§ **Set task**
Show all lines holding "gestacional".

§ **Data**

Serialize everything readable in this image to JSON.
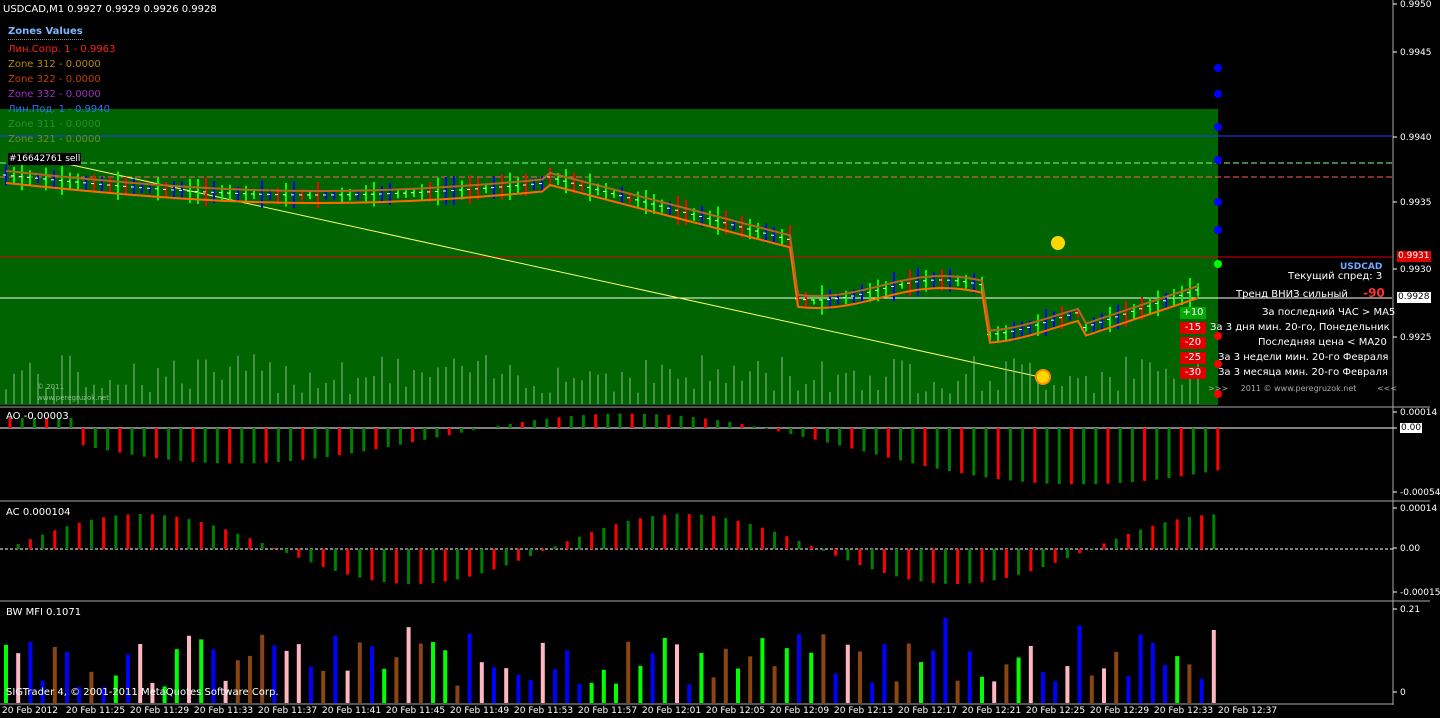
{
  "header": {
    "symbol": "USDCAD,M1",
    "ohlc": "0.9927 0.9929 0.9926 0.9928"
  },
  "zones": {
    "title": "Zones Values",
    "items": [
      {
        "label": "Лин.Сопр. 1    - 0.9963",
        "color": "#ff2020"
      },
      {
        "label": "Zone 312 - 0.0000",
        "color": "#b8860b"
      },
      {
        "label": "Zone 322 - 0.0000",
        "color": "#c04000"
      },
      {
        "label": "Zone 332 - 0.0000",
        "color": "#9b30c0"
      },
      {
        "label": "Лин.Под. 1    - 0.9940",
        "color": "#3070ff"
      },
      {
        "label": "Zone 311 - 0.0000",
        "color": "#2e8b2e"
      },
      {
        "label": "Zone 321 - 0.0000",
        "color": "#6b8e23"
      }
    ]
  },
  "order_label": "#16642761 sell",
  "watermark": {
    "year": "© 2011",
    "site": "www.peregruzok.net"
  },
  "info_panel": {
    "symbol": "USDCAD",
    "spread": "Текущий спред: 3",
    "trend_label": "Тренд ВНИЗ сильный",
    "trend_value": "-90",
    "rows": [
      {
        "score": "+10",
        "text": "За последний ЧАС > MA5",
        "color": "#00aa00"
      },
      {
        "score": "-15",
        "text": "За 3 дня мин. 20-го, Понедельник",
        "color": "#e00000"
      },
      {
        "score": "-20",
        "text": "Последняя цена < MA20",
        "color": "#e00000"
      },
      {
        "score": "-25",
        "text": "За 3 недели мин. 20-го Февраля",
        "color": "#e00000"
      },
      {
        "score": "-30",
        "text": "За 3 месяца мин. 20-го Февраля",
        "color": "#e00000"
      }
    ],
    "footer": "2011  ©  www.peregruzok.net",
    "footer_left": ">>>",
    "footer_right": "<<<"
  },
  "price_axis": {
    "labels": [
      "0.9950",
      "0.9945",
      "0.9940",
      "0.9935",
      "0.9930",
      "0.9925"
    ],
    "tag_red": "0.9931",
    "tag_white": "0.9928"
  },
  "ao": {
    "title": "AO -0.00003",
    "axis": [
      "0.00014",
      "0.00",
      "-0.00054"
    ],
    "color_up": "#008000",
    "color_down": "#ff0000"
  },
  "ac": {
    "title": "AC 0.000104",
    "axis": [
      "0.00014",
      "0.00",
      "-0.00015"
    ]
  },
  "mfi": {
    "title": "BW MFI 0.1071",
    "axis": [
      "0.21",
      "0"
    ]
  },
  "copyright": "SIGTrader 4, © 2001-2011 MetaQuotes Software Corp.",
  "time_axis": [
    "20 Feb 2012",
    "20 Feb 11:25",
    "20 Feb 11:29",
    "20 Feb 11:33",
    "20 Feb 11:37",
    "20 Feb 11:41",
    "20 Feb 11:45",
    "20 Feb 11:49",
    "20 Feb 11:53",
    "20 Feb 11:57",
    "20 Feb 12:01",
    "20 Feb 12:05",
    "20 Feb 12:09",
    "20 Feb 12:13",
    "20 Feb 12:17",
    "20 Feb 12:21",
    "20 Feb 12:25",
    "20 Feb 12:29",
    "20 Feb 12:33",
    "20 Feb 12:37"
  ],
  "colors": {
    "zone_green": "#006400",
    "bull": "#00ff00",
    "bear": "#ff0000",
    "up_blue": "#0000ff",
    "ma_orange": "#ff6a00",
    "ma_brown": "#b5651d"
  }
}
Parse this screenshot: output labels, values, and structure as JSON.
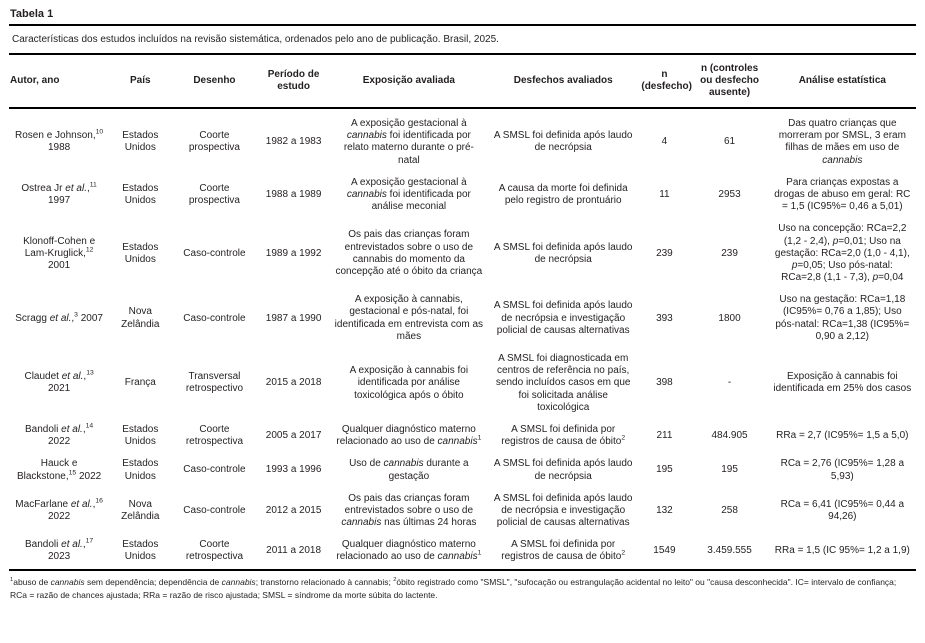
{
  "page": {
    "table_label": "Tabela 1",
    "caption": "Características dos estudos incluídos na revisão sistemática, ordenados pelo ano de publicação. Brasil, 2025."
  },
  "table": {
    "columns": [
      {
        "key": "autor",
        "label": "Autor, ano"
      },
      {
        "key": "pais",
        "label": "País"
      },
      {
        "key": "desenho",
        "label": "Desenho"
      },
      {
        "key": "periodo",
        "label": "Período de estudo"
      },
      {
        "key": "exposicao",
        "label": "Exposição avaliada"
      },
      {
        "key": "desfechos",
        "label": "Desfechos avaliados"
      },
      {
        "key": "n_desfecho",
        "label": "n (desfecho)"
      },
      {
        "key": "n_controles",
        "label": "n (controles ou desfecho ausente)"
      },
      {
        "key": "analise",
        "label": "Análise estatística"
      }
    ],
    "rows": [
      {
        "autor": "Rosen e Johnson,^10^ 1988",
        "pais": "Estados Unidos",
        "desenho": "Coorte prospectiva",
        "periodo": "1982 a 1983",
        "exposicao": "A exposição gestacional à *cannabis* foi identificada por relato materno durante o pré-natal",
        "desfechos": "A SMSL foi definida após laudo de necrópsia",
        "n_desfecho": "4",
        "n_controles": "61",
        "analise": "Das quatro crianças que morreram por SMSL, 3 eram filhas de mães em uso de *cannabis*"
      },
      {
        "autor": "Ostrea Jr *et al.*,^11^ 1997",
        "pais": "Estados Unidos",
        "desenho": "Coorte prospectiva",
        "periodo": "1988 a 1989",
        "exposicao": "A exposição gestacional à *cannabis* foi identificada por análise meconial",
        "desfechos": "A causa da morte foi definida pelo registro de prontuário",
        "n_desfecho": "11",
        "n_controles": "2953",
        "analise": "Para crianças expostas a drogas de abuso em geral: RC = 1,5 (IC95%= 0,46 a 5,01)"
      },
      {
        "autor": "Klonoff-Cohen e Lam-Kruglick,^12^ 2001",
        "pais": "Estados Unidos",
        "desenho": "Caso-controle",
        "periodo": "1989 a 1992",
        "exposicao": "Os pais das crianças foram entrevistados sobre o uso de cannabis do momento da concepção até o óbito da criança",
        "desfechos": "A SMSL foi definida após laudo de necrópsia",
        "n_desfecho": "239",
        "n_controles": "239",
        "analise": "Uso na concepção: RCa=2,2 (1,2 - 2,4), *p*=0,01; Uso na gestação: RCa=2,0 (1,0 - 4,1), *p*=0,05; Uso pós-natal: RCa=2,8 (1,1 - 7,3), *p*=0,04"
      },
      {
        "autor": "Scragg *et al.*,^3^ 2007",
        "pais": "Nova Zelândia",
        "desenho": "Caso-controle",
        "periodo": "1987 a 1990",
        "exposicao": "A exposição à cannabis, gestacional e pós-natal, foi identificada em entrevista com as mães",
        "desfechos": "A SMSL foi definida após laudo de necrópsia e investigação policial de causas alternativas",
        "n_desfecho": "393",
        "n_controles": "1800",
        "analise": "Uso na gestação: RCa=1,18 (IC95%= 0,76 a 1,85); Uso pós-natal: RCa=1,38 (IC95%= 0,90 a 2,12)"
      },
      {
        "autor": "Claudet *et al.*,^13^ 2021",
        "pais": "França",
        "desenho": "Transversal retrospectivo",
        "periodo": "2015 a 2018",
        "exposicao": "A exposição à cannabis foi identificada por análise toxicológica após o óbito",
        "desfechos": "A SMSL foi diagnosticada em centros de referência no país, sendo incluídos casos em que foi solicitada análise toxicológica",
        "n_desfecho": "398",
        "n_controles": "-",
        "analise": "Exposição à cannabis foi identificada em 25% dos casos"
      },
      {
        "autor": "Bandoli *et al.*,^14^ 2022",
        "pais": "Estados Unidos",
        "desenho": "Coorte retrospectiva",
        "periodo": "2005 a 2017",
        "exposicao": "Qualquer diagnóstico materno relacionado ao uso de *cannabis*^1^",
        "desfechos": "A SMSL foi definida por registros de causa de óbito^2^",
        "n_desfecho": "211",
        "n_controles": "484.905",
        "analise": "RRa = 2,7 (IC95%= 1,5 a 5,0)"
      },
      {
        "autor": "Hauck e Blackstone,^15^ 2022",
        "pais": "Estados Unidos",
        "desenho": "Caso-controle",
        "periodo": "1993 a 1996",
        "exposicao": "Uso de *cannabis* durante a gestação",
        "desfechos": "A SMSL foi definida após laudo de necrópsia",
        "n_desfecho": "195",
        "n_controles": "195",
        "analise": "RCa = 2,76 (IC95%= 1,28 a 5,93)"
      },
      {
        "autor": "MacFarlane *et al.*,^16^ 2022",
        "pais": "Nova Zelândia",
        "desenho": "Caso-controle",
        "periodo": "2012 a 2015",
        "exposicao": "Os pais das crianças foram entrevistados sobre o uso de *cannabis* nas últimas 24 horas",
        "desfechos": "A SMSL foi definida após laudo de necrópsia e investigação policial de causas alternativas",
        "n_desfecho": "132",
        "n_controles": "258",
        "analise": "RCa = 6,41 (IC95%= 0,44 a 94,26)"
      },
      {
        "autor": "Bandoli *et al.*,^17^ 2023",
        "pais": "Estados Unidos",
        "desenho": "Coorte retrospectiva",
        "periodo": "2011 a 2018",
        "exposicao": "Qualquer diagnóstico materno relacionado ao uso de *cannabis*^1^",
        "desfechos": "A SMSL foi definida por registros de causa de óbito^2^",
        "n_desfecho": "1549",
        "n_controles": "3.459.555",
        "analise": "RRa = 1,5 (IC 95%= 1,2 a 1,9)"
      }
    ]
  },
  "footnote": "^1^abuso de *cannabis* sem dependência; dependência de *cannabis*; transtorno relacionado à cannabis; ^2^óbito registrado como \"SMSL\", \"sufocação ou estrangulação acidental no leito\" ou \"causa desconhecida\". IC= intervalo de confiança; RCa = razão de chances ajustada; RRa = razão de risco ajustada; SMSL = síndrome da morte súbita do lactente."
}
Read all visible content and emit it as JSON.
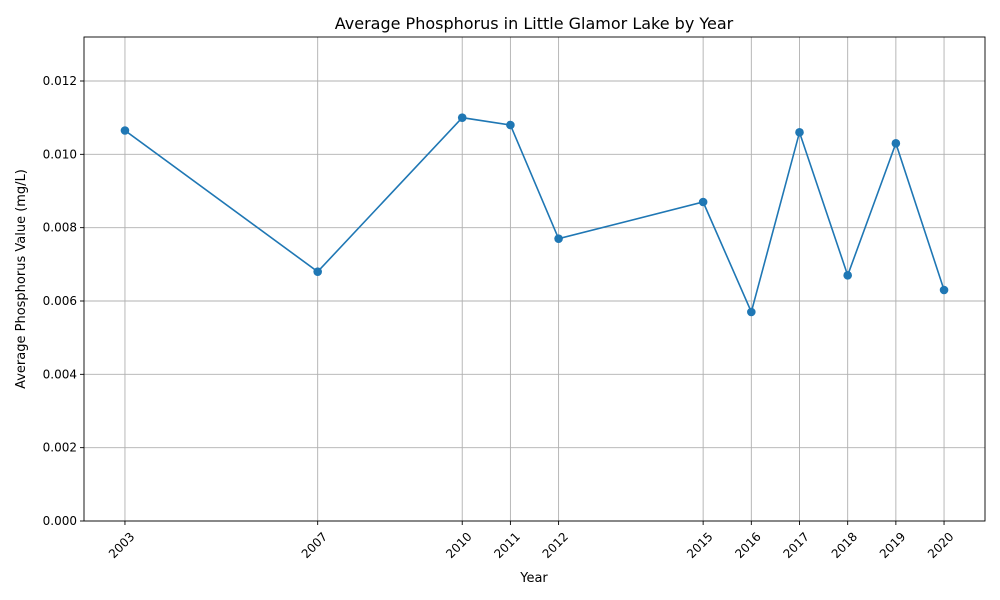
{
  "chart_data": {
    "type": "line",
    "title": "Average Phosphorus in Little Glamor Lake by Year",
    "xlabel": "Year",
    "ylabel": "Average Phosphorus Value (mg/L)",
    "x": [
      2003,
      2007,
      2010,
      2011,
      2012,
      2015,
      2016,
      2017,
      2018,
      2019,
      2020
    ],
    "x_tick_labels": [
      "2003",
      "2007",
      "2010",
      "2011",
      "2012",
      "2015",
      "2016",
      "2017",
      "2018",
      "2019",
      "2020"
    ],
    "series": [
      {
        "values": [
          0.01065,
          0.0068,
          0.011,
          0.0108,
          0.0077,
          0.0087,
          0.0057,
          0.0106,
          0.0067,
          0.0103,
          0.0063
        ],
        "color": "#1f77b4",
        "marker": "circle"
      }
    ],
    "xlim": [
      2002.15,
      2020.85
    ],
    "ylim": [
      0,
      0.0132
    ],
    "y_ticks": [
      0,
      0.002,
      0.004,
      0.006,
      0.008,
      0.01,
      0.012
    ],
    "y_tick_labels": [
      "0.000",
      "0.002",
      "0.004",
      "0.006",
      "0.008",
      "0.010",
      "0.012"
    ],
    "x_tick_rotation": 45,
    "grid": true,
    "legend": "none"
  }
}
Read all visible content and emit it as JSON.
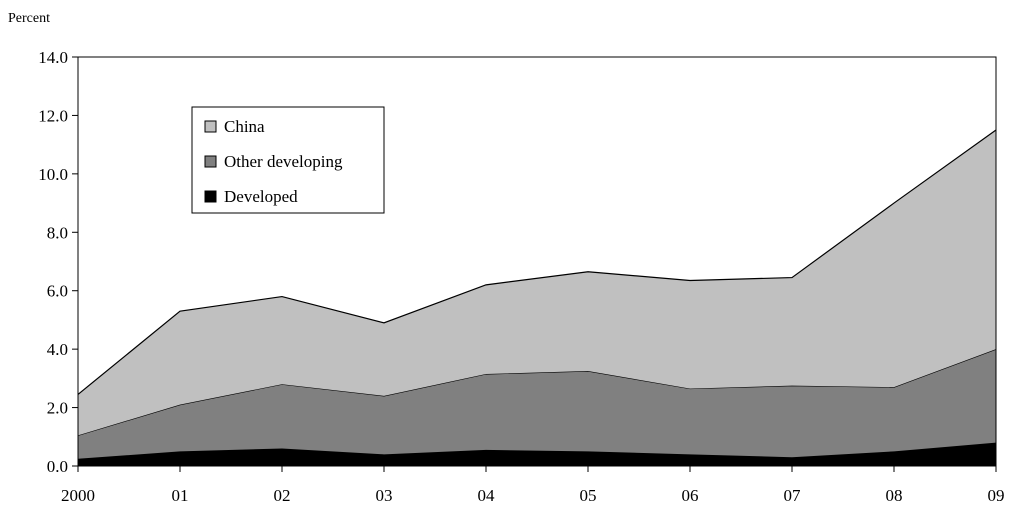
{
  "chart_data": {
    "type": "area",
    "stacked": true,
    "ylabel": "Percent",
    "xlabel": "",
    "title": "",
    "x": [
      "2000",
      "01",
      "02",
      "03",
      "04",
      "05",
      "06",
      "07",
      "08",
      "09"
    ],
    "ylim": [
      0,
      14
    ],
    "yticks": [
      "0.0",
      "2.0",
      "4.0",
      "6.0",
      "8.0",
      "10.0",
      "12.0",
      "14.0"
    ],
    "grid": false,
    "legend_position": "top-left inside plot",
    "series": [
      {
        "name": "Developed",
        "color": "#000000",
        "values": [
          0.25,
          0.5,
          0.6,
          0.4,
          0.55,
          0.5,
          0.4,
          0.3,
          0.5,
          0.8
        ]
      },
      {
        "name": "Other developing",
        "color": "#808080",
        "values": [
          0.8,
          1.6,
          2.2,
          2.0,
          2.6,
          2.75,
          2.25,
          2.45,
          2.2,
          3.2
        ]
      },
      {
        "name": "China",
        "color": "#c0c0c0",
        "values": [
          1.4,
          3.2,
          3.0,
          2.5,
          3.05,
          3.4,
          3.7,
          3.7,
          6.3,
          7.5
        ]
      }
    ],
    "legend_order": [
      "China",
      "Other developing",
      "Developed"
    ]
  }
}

§ **Solution to this exercise**
        "exposicao": "A exposição gestacional à *cannabis* foi identificada por relato materno durante o pré-natal",
        "exposicao": "A exposição gestacional à *cannabis* foi identificada por análise meconial",
        "exposicao": "A exposição à cannabis, gestacional e pós-natal, foi identificada em entrevista com as mães",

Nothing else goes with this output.